→ Your instructions
Please give all of the data again, character for character, and drop the pictures.

→ Stored entries
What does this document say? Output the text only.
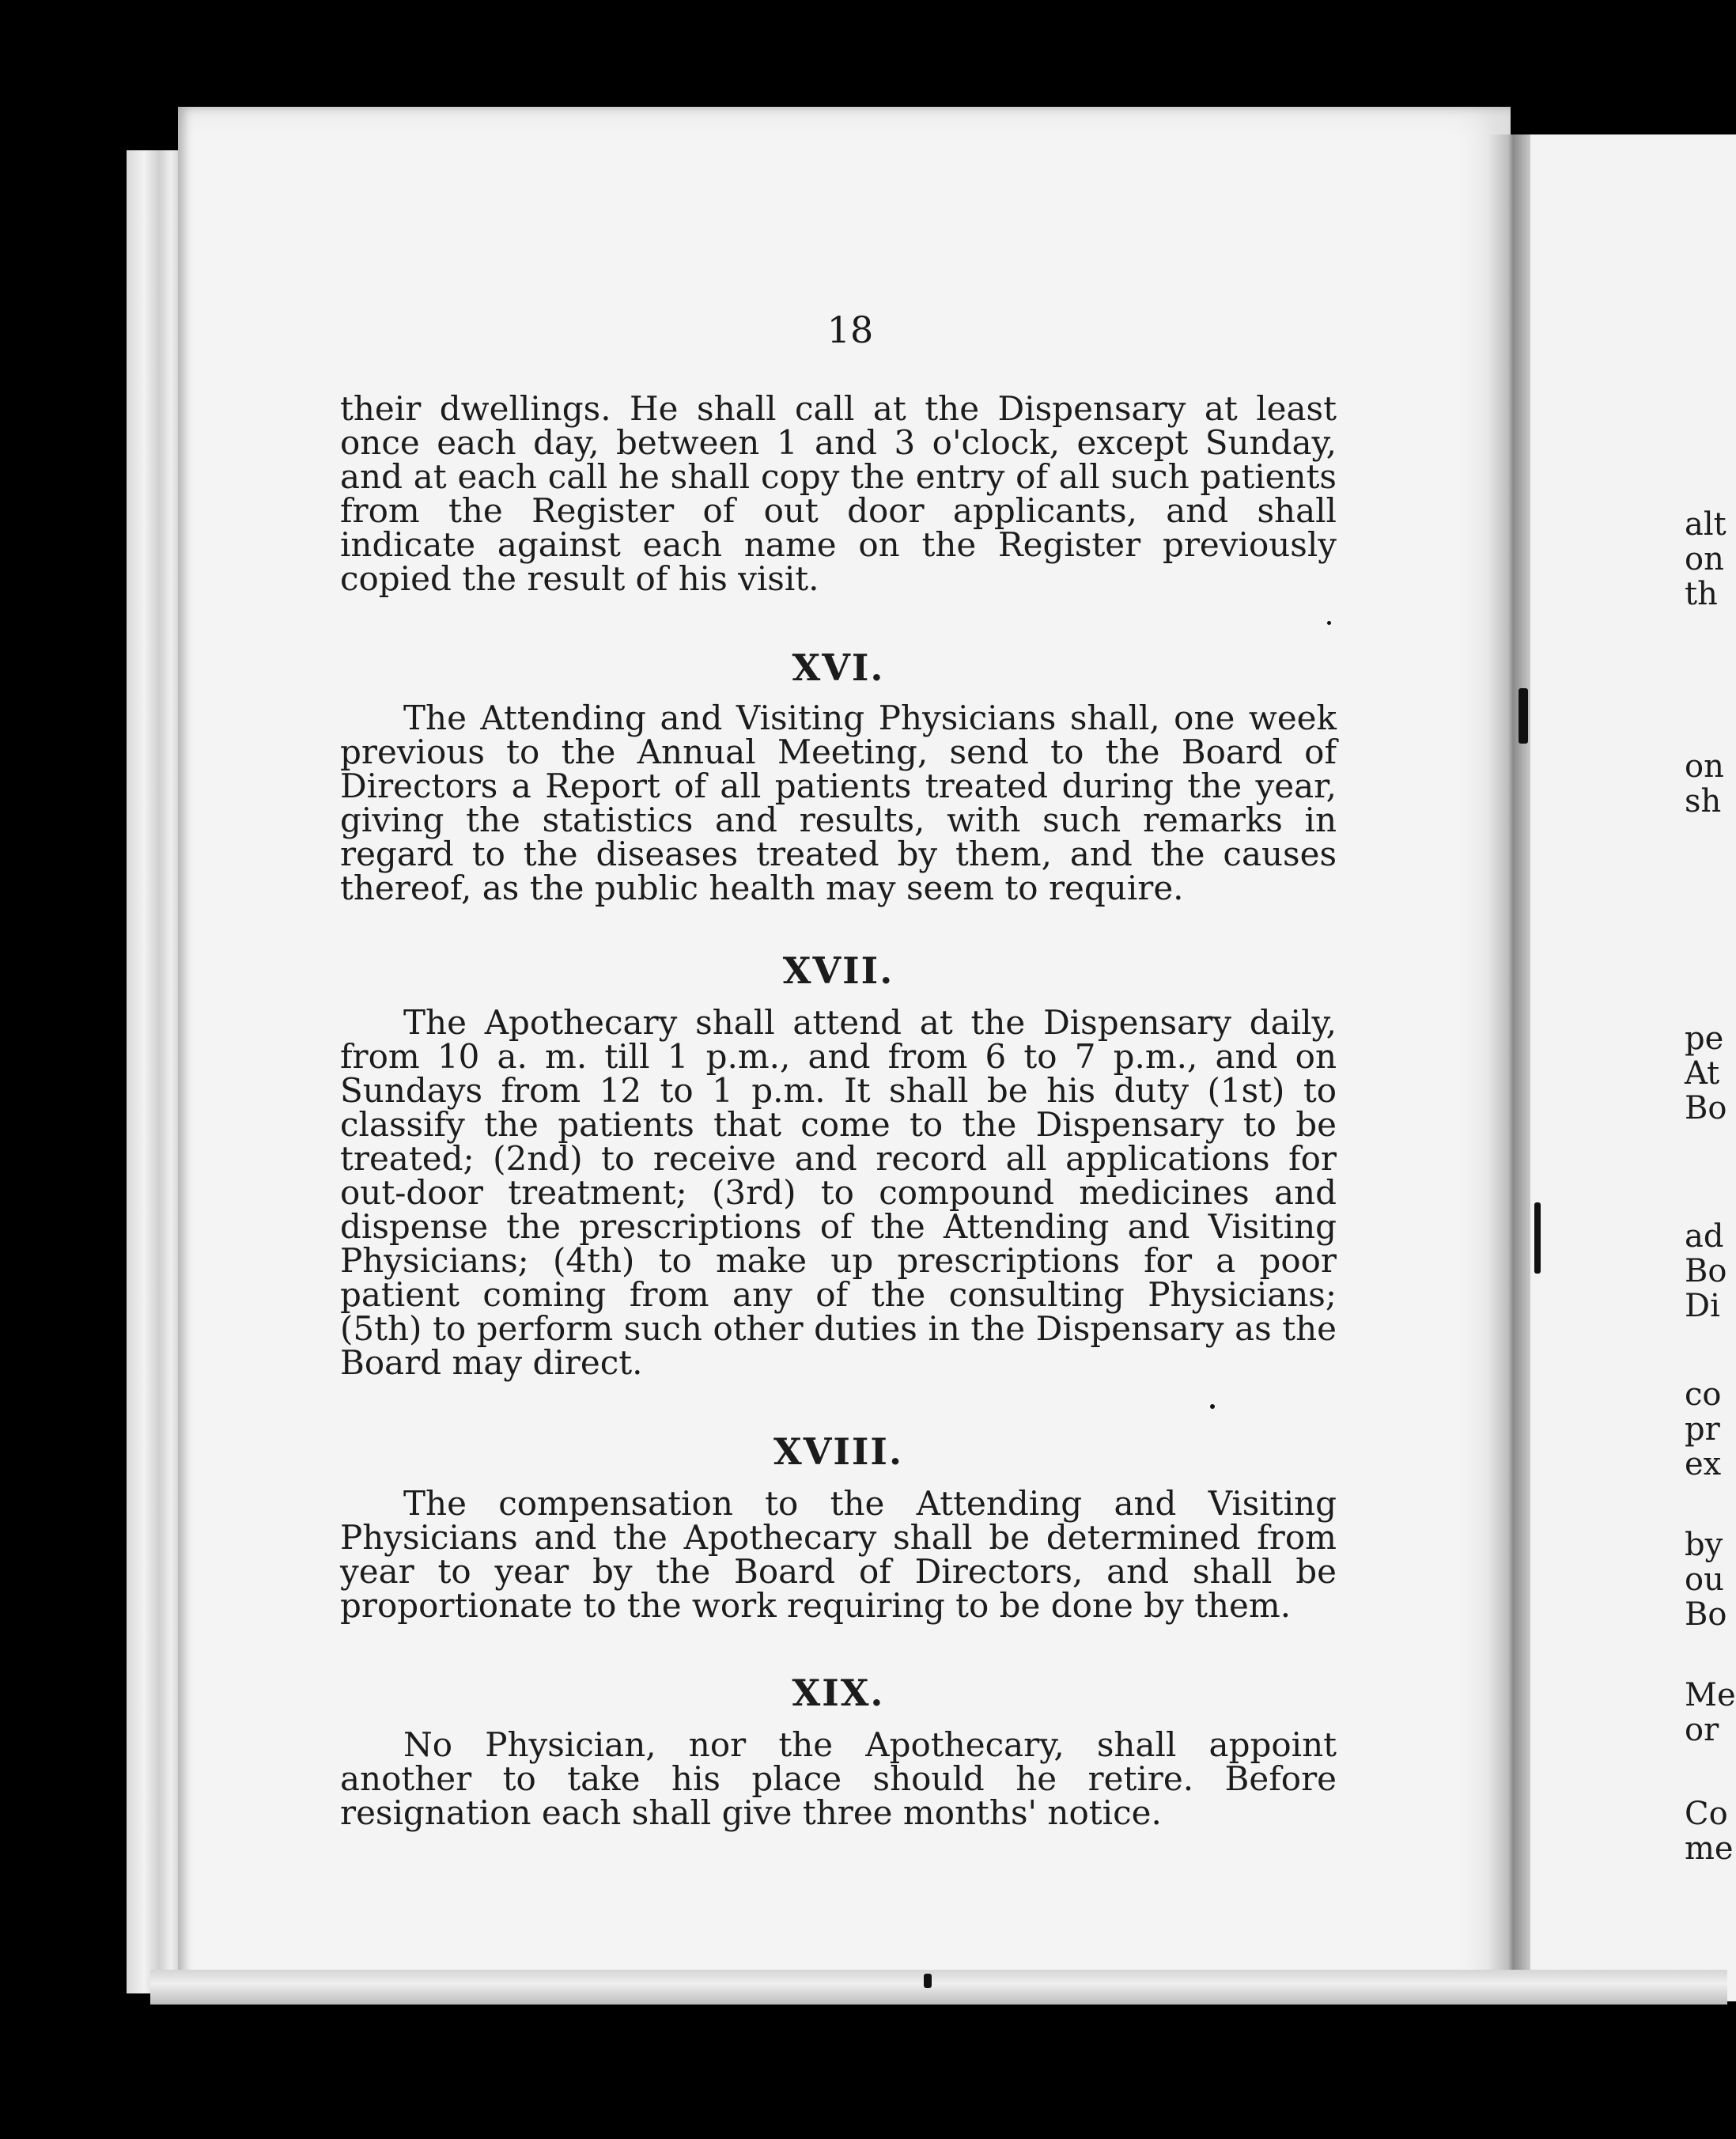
18

their dwellings. He shall call at the Dispensary at least once each day, between 1 and 3 o'clock, except Sunday, and at each call he shall copy the entry of all such patients from the Register of out door applicants, and shall indicate against each name on the Register previously copied the result of his visit.

XVI.

The Attending and Visiting Physicians shall, one week previous to the Annual Meeting, send to the Board of Directors a Report of all patients treated during the year, giving the statistics and results, with such remarks in regard to the diseases treated by them, and the causes thereof, as the public health may seem to require.

XVII.

The Apothecary shall attend at the Dispensary daily, from 10 a. m. till 1 p.m., and from 6 to 7 p.m., and on Sundays from 12 to 1 p.m. It shall be his duty (1st) to classify the patients that come to the Dispensary to be treated; (2nd) to receive and record all applications for out-door treatment; (3rd) to compound medicines and dispense the prescriptions of the Attending and Visiting Physicians; (4th) to make up prescriptions for a poor patient coming from any of the consulting Physicians; (5th) to perform such other duties in the Dispensary as the Board may direct.

XVIII.

The compensation to the Attending and Visiting Physicians and the Apothecary shall be determined from year to year by the Board of Directors, and shall be proportionate to the work requiring to be done by them.

XIX.

No Physician, nor the Apothecary, shall appoint another to take his place should he retire. Before resignation each shall give three months' notice.

alt
on
th
on
sh
pe
At
Bo
ad
Bo
Di
co
pr
ex
by
ou
Bo
Me
or
Co
me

→ Written solution
What does this document say? Output the text only.
18

their dwellings. He shall call at the Dispensary at least once each day, between 1 and 3 o'clock, except Sunday, and at each call he shall copy the entry of all such patients from the Register of out door applicants, and shall indicate against each name on the Register previously copied the result of his visit.

XVI.

The Attending and Visiting Physicians shall, one week previous to the Annual Meeting, send to the Board of Directors a Report of all patients treated during the year, giving the statistics and results, with such remarks in regard to the diseases treated by them, and the causes thereof, as the public health may seem to require.

XVII.

The Apothecary shall attend at the Dispensary daily, from 10 a. m. till 1 p.m., and from 6 to 7 p.m., and on Sundays from 12 to 1 p.m. It shall be his duty (1st) to classify the patients that come to the Dispensary to be treated; (2nd) to receive and record all applications for out-door treatment; (3rd) to compound medicines and dispense the prescriptions of the Attending and Visiting Physicians; (4th) to make up prescriptions for a poor patient coming from any of the consulting Physicians; (5th) to perform such other duties in the Dispensary as the Board may direct.

XVIII.

The compensation to the Attending and Visiting Physicians and the Apothecary shall be determined from year to year by the Board of Directors, and shall be proportionate to the work requiring to be done by them.

XIX.

No Physician, nor the Apothecary, shall appoint another to take his place should he retire. Before resignation each shall give three months' notice.

alt
on
th
on
sh
pe
At
Bo
ad
Bo
Di
co
pr
ex
by
ou
Bo
Me
or
Co
me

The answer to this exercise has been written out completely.